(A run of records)
□ □ □ □ □ □ □

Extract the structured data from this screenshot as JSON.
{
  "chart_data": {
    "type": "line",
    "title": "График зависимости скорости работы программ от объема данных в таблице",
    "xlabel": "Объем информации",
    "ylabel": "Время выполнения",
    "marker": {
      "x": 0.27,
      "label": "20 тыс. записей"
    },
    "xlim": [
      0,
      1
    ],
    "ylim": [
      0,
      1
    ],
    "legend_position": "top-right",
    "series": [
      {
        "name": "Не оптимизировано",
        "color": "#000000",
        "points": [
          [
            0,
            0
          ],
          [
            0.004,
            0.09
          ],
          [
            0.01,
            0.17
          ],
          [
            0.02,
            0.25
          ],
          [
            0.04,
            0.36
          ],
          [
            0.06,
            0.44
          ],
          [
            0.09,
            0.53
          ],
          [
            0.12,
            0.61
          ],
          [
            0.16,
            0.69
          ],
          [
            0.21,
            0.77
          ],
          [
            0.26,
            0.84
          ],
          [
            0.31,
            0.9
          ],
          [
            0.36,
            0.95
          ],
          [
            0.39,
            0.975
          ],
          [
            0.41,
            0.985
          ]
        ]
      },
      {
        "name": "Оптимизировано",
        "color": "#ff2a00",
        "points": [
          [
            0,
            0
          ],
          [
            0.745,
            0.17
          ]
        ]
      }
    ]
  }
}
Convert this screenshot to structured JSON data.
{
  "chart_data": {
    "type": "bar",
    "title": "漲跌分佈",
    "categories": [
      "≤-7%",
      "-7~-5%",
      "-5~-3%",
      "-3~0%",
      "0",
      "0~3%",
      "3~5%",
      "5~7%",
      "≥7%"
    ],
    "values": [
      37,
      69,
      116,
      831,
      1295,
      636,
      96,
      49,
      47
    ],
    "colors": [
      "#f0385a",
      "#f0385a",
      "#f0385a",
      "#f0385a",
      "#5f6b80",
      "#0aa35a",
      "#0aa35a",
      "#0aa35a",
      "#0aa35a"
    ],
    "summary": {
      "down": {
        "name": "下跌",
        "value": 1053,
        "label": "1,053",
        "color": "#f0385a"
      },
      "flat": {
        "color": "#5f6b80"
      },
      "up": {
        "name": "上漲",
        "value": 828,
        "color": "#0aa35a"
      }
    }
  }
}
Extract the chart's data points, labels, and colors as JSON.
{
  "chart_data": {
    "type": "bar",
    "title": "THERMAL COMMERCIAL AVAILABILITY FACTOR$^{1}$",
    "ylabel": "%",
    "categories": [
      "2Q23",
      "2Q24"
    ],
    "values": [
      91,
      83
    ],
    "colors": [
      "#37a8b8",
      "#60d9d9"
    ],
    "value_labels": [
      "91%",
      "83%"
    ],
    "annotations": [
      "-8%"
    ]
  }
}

□ □ □ □ □ □ □

* [What is being asked] Every entry in the listing must be retyped exactly.

* [Written response]
Extract the structured data from this screenshot as JSON.
{
  "chart_data": {
    "type": "line",
    "title": "График зависимости скорости работы программ от объема данных в таблице",
    "xlabel": "Объем информации",
    "ylabel": "Время выполнения",
    "marker": {
      "x": 0.27,
      "label": "20 тыс. записей"
    },
    "xlim": [
      0,
      1
    ],
    "ylim": [
      0,
      1
    ],
    "legend_position": "top-right",
    "series": [
      {
        "name": "Не оптимизировано",
        "color": "#000000",
        "points": [
          [
            0,
            0
          ],
          [
            0.004,
            0.09
          ],
          [
            0.01,
            0.17
          ],
          [
            0.02,
            0.25
          ],
          [
            0.04,
            0.36
          ],
          [
            0.06,
            0.44
          ],
          [
            0.09,
            0.53
          ],
          [
            0.12,
            0.61
          ],
          [
            0.16,
            0.69
          ],
          [
            0.21,
            0.77
          ],
          [
            0.26,
            0.84
          ],
          [
            0.31,
            0.9
          ],
          [
            0.36,
            0.95
          ],
          [
            0.39,
            0.975
          ],
          [
            0.41,
            0.985
          ]
        ]
      },
      {
        "name": "Оптимизировано",
        "color": "#ff2a00",
        "points": [
          [
            0,
            0
          ],
          [
            0.745,
            0.17
          ]
        ]
      }
    ]
  }
}
Convert this screenshot to structured JSON data.
{
  "chart_data": {
    "type": "bar",
    "title": "漲跌分佈",
    "categories": [
      "≤-7%",
      "-7~-5%",
      "-5~-3%",
      "-3~0%",
      "0",
      "0~3%",
      "3~5%",
      "5~7%",
      "≥7%"
    ],
    "values": [
      37,
      69,
      116,
      831,
      1295,
      636,
      96,
      49,
      47
    ],
    "colors": [
      "#f0385a",
      "#f0385a",
      "#f0385a",
      "#f0385a",
      "#5f6b80",
      "#0aa35a",
      "#0aa35a",
      "#0aa35a",
      "#0aa35a"
    ],
    "summary": {
      "down": {
        "name": "下跌",
        "value": 1053,
        "label": "1,053",
        "color": "#f0385a"
      },
      "flat": {
        "color": "#5f6b80"
      },
      "up": {
        "name": "上漲",
        "value": 828,
        "color": "#0aa35a"
      }
    }
  }
}
Extract the chart's data points, labels, and colors as JSON.
{
  "chart_data": {
    "type": "bar",
    "title": "THERMAL COMMERCIAL AVAILABILITY FACTOR$^{1}$",
    "ylabel": "%",
    "categories": [
      "2Q23",
      "2Q24"
    ],
    "values": [
      91,
      83
    ],
    "colors": [
      "#37a8b8",
      "#60d9d9"
    ],
    "value_labels": [
      "91%",
      "83%"
    ],
    "annotations": [
      "-8%"
    ]
  }
}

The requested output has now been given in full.